Please reproduce the whole Uppi Dada M.B.B.S. film text below word for word, from the title card through the final sentence.

• Extracted text
=== Section Start ===
- Title card
- Directed by: D. Rajendra Babu
- Written by: Upendra (dialogue)
- Screenplay by: D. Rajendra Babu
- Based on: Munna Bhai M.B.B.S. (2003) by Rajkumar Hirani
- Produced by: K. Bhapaiah
- Starring: Upendra Uma Anant Nag Chi Guru Dutt
- Cinematography: H. M. Ramachandra
- Edited by: T. Shashikumar
- Music by: R. P. Patnaik
- Production company: Gemini Film Circuit
- Release date: 3 February 2006;
- Running time: 152 minutes
- Country: India
- Language: Kannada

= Uppi Dada M.B.B.S. =

Uppi Dada M.B.B.S. is a 2006 Indian Kannada-language comedy drama film directed by D. Rajendra Babu. It is a remake of the Hindi film Munna Bhai M.B.B.S.. The film stars Upendra, Uma and Anant Nag. The music is composed by R. P. Patnaik. The film received mixed reviews from critics who unfavourably compared it with the original.
=== Section End ===
• Source material
=== Section Start ===
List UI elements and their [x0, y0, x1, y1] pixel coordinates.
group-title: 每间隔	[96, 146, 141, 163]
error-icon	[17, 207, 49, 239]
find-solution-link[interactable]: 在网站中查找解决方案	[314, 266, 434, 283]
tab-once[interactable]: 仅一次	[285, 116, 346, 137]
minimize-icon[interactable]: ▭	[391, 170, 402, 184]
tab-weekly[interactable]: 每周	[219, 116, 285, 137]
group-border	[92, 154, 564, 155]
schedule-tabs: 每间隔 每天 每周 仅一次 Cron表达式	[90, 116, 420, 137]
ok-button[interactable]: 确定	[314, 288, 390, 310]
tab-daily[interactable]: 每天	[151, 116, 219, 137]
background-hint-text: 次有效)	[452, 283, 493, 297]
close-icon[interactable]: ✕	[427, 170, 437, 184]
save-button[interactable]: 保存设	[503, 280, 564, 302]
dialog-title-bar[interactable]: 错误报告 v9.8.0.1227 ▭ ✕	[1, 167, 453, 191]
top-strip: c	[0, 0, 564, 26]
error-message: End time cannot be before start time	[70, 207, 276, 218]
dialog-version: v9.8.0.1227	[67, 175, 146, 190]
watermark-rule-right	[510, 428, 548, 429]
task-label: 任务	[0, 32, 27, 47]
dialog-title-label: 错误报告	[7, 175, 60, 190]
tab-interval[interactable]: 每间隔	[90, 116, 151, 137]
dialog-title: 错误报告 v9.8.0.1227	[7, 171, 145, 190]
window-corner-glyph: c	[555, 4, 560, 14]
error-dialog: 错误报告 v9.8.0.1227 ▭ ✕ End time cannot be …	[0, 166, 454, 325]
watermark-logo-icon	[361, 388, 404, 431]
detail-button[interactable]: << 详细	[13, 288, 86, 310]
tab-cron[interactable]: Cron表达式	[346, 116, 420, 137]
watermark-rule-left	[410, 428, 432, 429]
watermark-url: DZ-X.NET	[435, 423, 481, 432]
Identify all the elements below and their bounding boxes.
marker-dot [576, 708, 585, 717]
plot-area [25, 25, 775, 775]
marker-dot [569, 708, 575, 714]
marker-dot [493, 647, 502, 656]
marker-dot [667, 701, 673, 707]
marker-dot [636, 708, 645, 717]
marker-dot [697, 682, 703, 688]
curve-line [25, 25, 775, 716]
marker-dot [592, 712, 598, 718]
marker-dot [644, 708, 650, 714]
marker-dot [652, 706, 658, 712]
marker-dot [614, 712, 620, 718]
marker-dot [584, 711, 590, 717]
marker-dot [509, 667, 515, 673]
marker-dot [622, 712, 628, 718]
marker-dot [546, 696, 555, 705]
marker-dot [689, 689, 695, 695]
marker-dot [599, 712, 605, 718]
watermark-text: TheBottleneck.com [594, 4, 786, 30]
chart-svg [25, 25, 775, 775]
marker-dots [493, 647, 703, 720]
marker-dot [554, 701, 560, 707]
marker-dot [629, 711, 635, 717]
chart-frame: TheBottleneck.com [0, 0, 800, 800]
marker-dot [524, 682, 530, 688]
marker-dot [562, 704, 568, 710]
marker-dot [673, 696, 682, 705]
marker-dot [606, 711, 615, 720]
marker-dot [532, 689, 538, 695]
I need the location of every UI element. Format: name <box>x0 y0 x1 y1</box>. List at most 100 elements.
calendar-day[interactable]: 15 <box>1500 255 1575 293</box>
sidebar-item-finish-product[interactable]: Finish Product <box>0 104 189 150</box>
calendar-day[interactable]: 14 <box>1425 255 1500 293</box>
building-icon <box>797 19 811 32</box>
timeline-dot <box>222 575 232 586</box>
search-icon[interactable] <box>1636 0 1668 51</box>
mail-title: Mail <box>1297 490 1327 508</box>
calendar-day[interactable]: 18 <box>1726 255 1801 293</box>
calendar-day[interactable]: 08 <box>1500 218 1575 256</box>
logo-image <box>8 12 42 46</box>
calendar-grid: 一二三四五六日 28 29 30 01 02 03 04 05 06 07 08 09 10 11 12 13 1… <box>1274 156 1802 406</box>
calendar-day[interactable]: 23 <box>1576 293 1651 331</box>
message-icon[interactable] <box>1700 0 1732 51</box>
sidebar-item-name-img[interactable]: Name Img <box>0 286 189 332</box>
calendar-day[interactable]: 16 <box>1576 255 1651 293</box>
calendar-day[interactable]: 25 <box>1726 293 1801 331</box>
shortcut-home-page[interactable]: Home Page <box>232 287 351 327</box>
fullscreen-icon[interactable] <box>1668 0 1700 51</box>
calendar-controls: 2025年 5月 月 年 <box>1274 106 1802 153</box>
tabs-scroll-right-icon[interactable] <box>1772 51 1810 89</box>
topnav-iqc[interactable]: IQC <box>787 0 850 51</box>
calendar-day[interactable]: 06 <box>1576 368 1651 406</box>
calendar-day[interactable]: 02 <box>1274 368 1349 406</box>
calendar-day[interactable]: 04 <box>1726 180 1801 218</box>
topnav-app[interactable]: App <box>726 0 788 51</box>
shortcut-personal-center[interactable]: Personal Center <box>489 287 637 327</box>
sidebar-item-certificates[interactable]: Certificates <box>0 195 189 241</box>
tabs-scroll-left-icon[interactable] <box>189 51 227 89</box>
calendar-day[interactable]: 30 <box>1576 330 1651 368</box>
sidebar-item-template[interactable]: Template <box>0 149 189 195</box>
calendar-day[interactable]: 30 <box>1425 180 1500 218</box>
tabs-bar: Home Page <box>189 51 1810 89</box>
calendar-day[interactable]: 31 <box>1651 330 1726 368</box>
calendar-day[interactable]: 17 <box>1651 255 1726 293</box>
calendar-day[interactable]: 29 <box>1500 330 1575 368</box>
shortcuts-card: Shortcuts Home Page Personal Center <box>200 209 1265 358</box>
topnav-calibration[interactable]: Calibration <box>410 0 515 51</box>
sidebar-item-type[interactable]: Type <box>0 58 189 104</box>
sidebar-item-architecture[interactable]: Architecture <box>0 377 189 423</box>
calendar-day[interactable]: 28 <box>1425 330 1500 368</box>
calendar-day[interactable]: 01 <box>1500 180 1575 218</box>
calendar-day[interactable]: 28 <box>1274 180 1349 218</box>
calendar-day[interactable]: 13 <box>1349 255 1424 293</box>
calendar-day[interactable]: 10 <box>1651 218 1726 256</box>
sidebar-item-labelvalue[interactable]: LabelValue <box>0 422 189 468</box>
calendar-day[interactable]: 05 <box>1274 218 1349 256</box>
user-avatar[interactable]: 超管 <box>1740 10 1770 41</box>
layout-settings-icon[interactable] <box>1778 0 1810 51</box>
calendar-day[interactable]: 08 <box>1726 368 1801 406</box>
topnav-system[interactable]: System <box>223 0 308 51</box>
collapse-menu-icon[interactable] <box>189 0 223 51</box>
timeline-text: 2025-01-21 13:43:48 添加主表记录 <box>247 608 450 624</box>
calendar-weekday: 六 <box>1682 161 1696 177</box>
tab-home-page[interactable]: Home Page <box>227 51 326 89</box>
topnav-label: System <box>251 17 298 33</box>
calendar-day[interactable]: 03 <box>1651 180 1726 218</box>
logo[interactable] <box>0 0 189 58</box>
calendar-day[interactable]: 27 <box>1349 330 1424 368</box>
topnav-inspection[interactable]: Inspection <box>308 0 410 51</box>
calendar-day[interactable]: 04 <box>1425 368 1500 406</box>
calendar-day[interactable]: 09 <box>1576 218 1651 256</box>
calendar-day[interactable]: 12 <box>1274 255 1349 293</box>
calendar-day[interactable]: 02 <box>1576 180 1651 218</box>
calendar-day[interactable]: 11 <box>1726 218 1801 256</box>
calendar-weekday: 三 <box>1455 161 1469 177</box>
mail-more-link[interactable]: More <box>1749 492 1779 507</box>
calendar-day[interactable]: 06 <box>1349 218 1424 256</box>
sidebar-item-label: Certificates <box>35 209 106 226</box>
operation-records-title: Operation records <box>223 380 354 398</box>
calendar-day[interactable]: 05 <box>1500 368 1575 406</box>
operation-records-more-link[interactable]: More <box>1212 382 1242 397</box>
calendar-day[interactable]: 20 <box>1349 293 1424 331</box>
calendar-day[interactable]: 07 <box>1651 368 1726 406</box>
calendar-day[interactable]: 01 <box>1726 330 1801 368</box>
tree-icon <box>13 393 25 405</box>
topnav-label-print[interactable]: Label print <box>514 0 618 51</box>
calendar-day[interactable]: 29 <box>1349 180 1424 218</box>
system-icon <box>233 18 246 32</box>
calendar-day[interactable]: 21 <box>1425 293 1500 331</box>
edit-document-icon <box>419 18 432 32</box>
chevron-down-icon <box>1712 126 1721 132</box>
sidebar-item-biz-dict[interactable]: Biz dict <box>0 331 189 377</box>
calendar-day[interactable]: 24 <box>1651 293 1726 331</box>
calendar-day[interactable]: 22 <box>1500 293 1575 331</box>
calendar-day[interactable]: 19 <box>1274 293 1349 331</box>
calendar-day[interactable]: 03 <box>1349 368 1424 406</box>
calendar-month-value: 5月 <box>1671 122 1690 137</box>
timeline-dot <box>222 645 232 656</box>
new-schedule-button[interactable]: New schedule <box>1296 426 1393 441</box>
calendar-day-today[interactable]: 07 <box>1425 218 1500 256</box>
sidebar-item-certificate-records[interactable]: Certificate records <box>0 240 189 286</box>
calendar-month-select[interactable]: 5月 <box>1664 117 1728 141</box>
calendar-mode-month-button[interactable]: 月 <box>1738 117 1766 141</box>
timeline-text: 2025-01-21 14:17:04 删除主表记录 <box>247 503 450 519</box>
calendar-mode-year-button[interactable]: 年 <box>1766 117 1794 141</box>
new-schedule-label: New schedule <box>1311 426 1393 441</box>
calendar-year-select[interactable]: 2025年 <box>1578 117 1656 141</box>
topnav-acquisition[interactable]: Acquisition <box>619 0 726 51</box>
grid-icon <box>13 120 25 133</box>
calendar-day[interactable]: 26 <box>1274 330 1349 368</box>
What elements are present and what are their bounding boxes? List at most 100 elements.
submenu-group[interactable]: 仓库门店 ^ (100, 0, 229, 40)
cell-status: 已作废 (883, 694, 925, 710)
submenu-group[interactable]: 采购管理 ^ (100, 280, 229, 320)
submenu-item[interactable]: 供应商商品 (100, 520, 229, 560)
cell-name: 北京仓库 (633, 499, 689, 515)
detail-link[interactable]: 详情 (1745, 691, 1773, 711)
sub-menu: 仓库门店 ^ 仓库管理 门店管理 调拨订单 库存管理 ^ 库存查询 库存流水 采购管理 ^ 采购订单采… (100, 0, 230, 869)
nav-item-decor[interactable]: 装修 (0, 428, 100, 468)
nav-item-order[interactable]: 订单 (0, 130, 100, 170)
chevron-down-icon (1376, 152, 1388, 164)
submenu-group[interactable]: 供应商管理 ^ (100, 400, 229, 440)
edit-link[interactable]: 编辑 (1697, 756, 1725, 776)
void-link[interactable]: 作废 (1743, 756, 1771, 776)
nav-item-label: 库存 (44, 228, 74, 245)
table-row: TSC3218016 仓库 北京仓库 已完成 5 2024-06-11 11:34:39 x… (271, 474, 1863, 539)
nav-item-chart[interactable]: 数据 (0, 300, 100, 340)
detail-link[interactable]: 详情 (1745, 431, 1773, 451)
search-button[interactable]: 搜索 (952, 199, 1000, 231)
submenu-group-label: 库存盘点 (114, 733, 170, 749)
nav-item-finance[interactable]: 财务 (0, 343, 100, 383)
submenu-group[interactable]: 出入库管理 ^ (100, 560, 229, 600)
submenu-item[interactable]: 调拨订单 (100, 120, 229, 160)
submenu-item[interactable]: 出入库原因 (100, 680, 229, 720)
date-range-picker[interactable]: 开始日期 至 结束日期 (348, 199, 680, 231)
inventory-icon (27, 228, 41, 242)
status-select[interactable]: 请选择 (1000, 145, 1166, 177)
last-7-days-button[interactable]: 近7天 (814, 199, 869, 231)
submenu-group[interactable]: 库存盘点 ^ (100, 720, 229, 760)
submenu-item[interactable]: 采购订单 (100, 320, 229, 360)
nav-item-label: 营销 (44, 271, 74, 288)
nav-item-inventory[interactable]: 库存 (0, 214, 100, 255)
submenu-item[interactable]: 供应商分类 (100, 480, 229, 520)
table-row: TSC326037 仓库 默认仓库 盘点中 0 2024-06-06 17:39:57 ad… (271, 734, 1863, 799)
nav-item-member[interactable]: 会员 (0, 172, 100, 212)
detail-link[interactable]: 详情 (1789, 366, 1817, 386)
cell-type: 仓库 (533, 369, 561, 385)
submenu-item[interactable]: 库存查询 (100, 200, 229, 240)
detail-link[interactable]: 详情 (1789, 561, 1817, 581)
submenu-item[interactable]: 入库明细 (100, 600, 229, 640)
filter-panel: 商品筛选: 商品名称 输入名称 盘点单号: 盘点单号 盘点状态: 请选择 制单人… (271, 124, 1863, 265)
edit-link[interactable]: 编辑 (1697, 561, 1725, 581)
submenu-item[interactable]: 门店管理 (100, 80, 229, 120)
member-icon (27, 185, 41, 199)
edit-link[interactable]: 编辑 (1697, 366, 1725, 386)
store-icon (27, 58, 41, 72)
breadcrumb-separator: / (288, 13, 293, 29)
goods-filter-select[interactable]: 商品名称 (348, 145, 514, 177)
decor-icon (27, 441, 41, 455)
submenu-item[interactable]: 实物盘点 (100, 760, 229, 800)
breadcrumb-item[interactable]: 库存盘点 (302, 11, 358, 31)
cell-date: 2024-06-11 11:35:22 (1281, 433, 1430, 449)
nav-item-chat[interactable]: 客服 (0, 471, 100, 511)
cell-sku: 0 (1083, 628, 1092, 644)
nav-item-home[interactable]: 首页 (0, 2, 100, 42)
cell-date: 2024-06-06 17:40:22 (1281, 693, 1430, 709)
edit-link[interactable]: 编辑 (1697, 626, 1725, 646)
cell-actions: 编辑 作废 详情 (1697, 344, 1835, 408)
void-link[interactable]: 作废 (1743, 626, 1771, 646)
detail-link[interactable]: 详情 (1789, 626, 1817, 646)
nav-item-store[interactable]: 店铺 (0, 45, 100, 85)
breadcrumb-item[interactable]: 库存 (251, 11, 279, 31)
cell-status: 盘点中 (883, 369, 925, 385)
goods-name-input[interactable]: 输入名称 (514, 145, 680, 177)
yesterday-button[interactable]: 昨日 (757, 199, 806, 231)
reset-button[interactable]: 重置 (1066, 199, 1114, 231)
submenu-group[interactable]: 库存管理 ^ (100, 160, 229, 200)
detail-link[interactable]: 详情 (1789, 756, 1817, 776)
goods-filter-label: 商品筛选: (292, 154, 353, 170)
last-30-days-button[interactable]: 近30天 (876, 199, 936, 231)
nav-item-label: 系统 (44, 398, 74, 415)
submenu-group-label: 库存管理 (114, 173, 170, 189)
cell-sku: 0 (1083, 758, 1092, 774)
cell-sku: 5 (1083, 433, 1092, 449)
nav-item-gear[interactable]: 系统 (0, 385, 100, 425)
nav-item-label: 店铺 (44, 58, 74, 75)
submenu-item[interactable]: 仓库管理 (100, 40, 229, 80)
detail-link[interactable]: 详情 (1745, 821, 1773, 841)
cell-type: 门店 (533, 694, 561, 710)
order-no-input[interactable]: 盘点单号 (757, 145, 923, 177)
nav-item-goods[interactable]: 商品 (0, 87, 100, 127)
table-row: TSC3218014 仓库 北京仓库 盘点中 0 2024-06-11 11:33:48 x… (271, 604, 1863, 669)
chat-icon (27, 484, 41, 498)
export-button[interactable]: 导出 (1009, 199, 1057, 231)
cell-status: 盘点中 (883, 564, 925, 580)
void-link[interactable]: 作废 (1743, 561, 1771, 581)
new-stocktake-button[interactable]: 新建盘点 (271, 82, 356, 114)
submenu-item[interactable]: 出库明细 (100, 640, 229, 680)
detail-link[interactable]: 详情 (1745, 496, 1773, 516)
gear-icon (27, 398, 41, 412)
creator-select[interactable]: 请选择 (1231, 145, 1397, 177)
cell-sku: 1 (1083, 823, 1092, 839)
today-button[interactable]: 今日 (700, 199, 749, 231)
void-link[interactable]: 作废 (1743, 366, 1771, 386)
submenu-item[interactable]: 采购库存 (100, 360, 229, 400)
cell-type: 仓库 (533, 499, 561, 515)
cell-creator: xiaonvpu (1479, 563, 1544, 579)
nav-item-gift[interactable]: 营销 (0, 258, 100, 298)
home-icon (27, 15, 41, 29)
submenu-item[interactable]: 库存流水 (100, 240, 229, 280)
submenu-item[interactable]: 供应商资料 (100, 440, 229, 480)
=== Section End ===
• Problem solution
- Title card
- Directed by: D. Rajendra Babu
- Written by: Upendra (dialogue)
- Screenplay by: D. Rajendra Babu
- Based on: Munna Bhai M.B.B.S. (2003) by Rajkumar Hirani
- Produced by: K. Bhapaiah
- Starring: Upendra Uma Anant Nag Chi Guru Dutt
- Cinematography: H. M. Ramachandra
- Edited by: T. Shashikumar
- Music by: R. P. Patnaik
- Production company: Gemini Film Circuit
- Release date: 3 February 2006;
- Running time: 152 minutes
- Country: India
- Language: Kannada

= Uppi Dada M.B.B.S. =

Uppi Dada M.B.B.S. is a 2006 Indian Kannada-language comedy drama film directed by D. Rajendra Babu. It is a remake of the Hindi film Munna Bhai M.B.B.S.. The film stars Upendra, Uma and Anant Nag. The music is composed by R. P. Patnaik. The film received mixed reviews from critics who unfavourably compared it with the original.